- _INFORMATION GIVEN_:
____________________

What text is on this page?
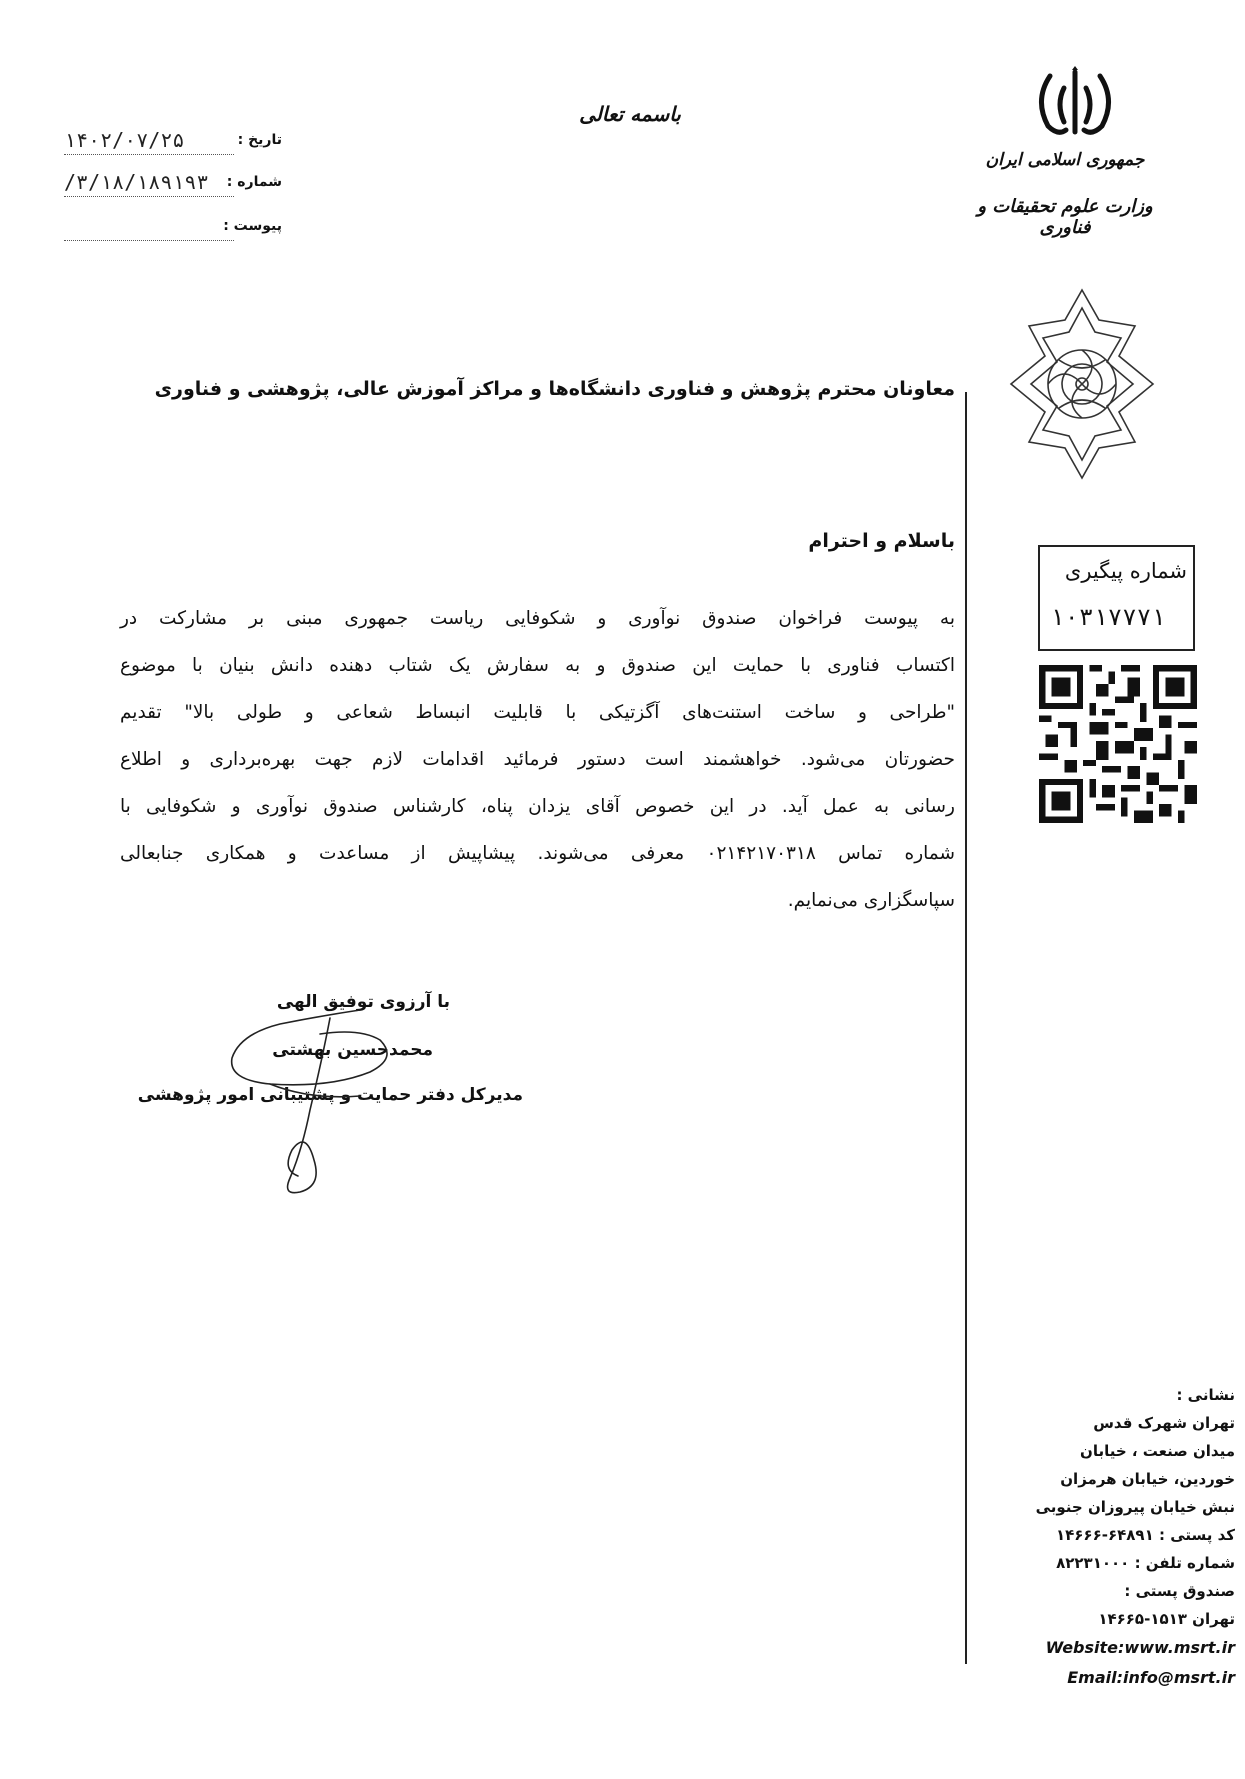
باسمه تعالی
تاریخ :
۱۴۰۲/۰۷/۲۵
شماره :
/۳/۱۸/۱۸۹۱۹۳
پیوست :
جمهوری اسلامی ایران
وزارت علوم تحقیقات و فناوری
معاونان محترم پژوهش و فناوری دانشگاه‌ها و مراکز آموزش عالی، پژوهشی و فناوری
باسلام و احترام
به پیوست فراخوان صندوق نوآوری و شکوفایی ریاست جمهوری مبنی بر مشارکت در
اکتساب فناوری با حمایت این صندوق و به سفارش یک شتاب دهنده دانش بنیان با موضوع
"طراحی و ساخت استنت‌های آگزتیکی با قابلیت انبساط شعاعی و طولی بالا" تقدیم
حضورتان می‌شود. خواهشمند است دستور فرمائید اقدامات لازم جهت بهره‌برداری و اطلاع
رسانی به عمل آید. در این خصوص آقای یزدان پناه، کارشناس صندوق نوآوری و شکوفایی با
شماره تماس ۰۲۱۴۲۱۷۰۳۱۸ معرفی می‌شوند. پیشاپیش از مساعدت و همکاری جنابعالی
سپاسگزاری می‌نمایم.
با آرزوی توفیق الهی
محمدحسین بهشتی
مدیرکل دفتر حمایت و پشتیبانی امور پژوهشی
شماره پیگیری
۱۰۳۱۷۷۷۱
نشانی :
تهران شهرک قدس
میدان صنعت ، خیابان
خوردین، خیابان هرمزان
نبش خیابان پیروزان جنوبی
کد پستی : ۶۴۸۹۱-۱۴۶۶۶
شماره تلفن : ۸۲۲۳۱۰۰۰
صندوق پستی :
تهران ۱۵۱۳-۱۴۶۶۵
Website:www.msrt.ir
Email:info@msrt.ir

____________________

- _EXERCISE PROMPT_: Exclude every picture and copy the remaining data exactly.

- _EXERCISE ANSWER_:
What text is on this page?
باسمه تعالی
تاریخ :
۱۴۰۲/۰۷/۲۵
شماره :
/۳/۱۸/۱۸۹۱۹۳
پیوست :
جمهوری اسلامی ایران
وزارت علوم تحقیقات و فناوری
معاونان محترم پژوهش و فناوری دانشگاه‌ها و مراکز آموزش عالی، پژوهشی و فناوری
باسلام و احترام
به پیوست فراخوان صندوق نوآوری و شکوفایی ریاست جمهوری مبنی بر مشارکت در
اکتساب فناوری با حمایت این صندوق و به سفارش یک شتاب دهنده دانش بنیان با موضوع
"طراحی و ساخت استنت‌های آگزتیکی با قابلیت انبساط شعاعی و طولی بالا" تقدیم
حضورتان می‌شود. خواهشمند است دستور فرمائید اقدامات لازم جهت بهره‌برداری و اطلاع
رسانی به عمل آید. در این خصوص آقای یزدان پناه، کارشناس صندوق نوآوری و شکوفایی با
شماره تماس ۰۲۱۴۲۱۷۰۳۱۸ معرفی می‌شوند. پیشاپیش از مساعدت و همکاری جنابعالی
سپاسگزاری می‌نمایم.
با آرزوی توفیق الهی
محمدحسین بهشتی
مدیرکل دفتر حمایت و پشتیبانی امور پژوهشی
شماره پیگیری
۱۰۳۱۷۷۷۱
نشانی :
تهران شهرک قدس
میدان صنعت ، خیابان
خوردین، خیابان هرمزان
نبش خیابان پیروزان جنوبی
کد پستی : ۶۴۸۹۱-۱۴۶۶۶
شماره تلفن : ۸۲۲۳۱۰۰۰
صندوق پستی :
تهران ۱۵۱۳-۱۴۶۶۵
Website:www.msrt.ir
Email:info@msrt.ir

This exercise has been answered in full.